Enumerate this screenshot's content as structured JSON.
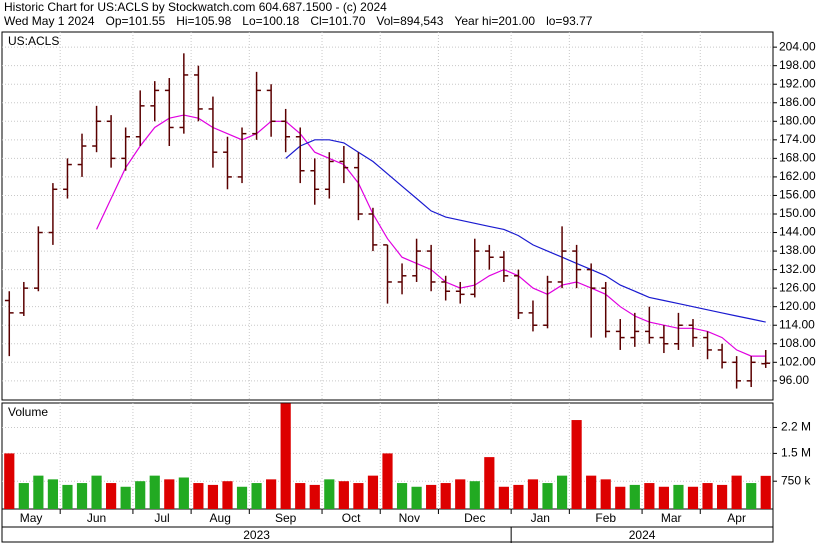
{
  "chart_data": {
    "type": "ohlc",
    "title": "Historic Chart for US:ACLS by Stockwatch.com 604.687.1500 - (c) 2024",
    "quote": [
      "Wed May  1 2024",
      "Op=101.55",
      "Hi=105.98",
      "Lo=100.18",
      "Cl=101.70",
      "Vol=894,543",
      "Year hi=201.00",
      "lo=93.77"
    ],
    "symbol": "US:ACLS",
    "categories": [
      "May",
      null,
      null,
      null,
      "Jun",
      null,
      null,
      null,
      null,
      "Jul",
      null,
      null,
      null,
      "Aug",
      null,
      null,
      null,
      "Sep",
      null,
      null,
      null,
      null,
      "Oct",
      null,
      null,
      null,
      "Nov",
      null,
      null,
      null,
      "Dec",
      null,
      null,
      null,
      null,
      "Jan",
      null,
      null,
      null,
      "Feb",
      null,
      null,
      null,
      null,
      "Mar",
      null,
      null,
      null,
      "Apr",
      null,
      null,
      null,
      null
    ],
    "years": [
      "2023",
      "2024"
    ],
    "open": [
      122,
      118,
      126,
      144,
      158,
      166,
      172,
      180,
      168,
      175,
      185,
      190,
      178,
      195,
      184,
      170,
      162,
      176,
      190,
      180,
      175,
      164,
      158,
      167,
      165,
      150,
      140,
      128,
      130,
      138,
      128,
      125,
      124,
      138,
      136,
      130,
      118,
      114,
      128,
      138,
      132,
      126,
      112,
      110,
      112,
      110,
      108,
      114,
      110,
      106,
      102,
      96,
      101.55
    ],
    "high": [
      125,
      128,
      146,
      160,
      168,
      176,
      185,
      182,
      178,
      190,
      193,
      194,
      202,
      198,
      188,
      175,
      178,
      196,
      192,
      184,
      178,
      168,
      170,
      172,
      170,
      152,
      140,
      134,
      142,
      140,
      130,
      128,
      142,
      140,
      138,
      132,
      122,
      130,
      146,
      140,
      134,
      128,
      116,
      118,
      120,
      114,
      118,
      116,
      112,
      108,
      104,
      104,
      105.98
    ],
    "low": [
      104,
      117,
      125,
      140,
      155,
      162,
      170,
      165,
      164,
      172,
      180,
      172,
      176,
      180,
      165,
      158,
      160,
      174,
      175,
      170,
      160,
      153,
      155,
      160,
      148,
      138,
      121,
      124,
      128,
      125,
      122,
      121,
      123,
      132,
      128,
      116,
      112,
      113,
      126,
      126,
      110,
      110,
      106,
      107,
      108,
      105,
      106,
      107,
      103,
      100,
      93.5,
      94,
      100.18
    ],
    "close": [
      118,
      126,
      144,
      158,
      166,
      172,
      180,
      168,
      175,
      185,
      190,
      178,
      195,
      184,
      170,
      162,
      176,
      190,
      180,
      175,
      164,
      158,
      167,
      165,
      150,
      140,
      128,
      130,
      138,
      128,
      125,
      124,
      138,
      136,
      130,
      118,
      114,
      128,
      138,
      132,
      126,
      112,
      110,
      112,
      110,
      108,
      114,
      110,
      106,
      102,
      96,
      102,
      101.7
    ],
    "bar_color": "#5a0000",
    "lines": [
      {
        "color": "#e000e0",
        "values": [
          null,
          null,
          null,
          null,
          null,
          null,
          145,
          155,
          165,
          172,
          178,
          181,
          182,
          181,
          178,
          176,
          174,
          176,
          180,
          180,
          176,
          170,
          168,
          166,
          160,
          150,
          142,
          136,
          134,
          132,
          128,
          126,
          127,
          130,
          132,
          130,
          126,
          124,
          127,
          128,
          126,
          124,
          120,
          117,
          115,
          114,
          113,
          113,
          112,
          110,
          106,
          104,
          104
        ]
      },
      {
        "color": "#1a1ad0",
        "values": [
          null,
          null,
          null,
          null,
          null,
          null,
          null,
          null,
          null,
          null,
          null,
          null,
          null,
          null,
          null,
          null,
          null,
          null,
          null,
          168,
          172,
          174,
          174,
          173,
          170,
          167,
          163,
          159,
          155,
          151,
          149,
          148,
          147,
          146,
          145,
          143,
          140,
          138,
          136,
          134,
          132,
          130,
          127,
          125,
          123,
          122,
          121,
          120,
          119,
          118,
          117,
          116,
          115
        ]
      }
    ],
    "ylim": [
      89.8,
      208.9
    ],
    "yticks": [
      {
        "value": 96,
        "label": "96.00"
      },
      {
        "value": 102,
        "label": "102.00"
      },
      {
        "value": 108,
        "label": "108.00"
      },
      {
        "value": 114,
        "label": "114.00"
      },
      {
        "value": 120,
        "label": "120.00"
      },
      {
        "value": 126,
        "label": "126.00"
      },
      {
        "value": 132,
        "label": "132.00"
      },
      {
        "value": 138,
        "label": "138.00"
      },
      {
        "value": 144,
        "label": "144.00"
      },
      {
        "value": 150,
        "label": "150.00"
      },
      {
        "value": 156,
        "label": "156.00"
      },
      {
        "value": 162,
        "label": "162.00"
      },
      {
        "value": 168,
        "label": "168.00"
      },
      {
        "value": 174,
        "label": "174.00"
      },
      {
        "value": 180,
        "label": "180.00"
      },
      {
        "value": 186,
        "label": "186.00"
      },
      {
        "value": 192,
        "label": "192.00"
      },
      {
        "value": 198,
        "label": "198.00"
      },
      {
        "value": 204,
        "label": "204.00"
      }
    ],
    "grid": true,
    "volume": {
      "label": "Volume",
      "values": [
        1500000,
        700000,
        900000,
        800000,
        650000,
        700000,
        900000,
        700000,
        600000,
        750000,
        900000,
        800000,
        850000,
        700000,
        650000,
        750000,
        600000,
        700000,
        800000,
        2850000,
        700000,
        650000,
        800000,
        750000,
        700000,
        900000,
        1500000,
        700000,
        600000,
        650000,
        700000,
        800000,
        750000,
        1400000,
        600000,
        650000,
        800000,
        700000,
        900000,
        2400000,
        900000,
        800000,
        600000,
        650000,
        700000,
        600000,
        650000,
        600000,
        700000,
        650000,
        900000,
        700000,
        894543
      ],
      "up_color": "#22aa22",
      "down_color": "#dd0000",
      "vlim": [
        0,
        2860000
      ],
      "vticks": [
        {
          "value": 750000,
          "label": "750 k"
        },
        {
          "value": 1500000,
          "label": "1.5 M"
        },
        {
          "value": 2200000,
          "label": "2.2 M"
        }
      ]
    }
  }
}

==============================

| Do this |
Copy out every line from the material above in which the word "ACLS" appears.

| Exercise answer |
    "title": "Historic Chart for US:ACLS by Stockwatch.com 604.687.1500 - (c) 2024",
    "symbol": "US:ACLS",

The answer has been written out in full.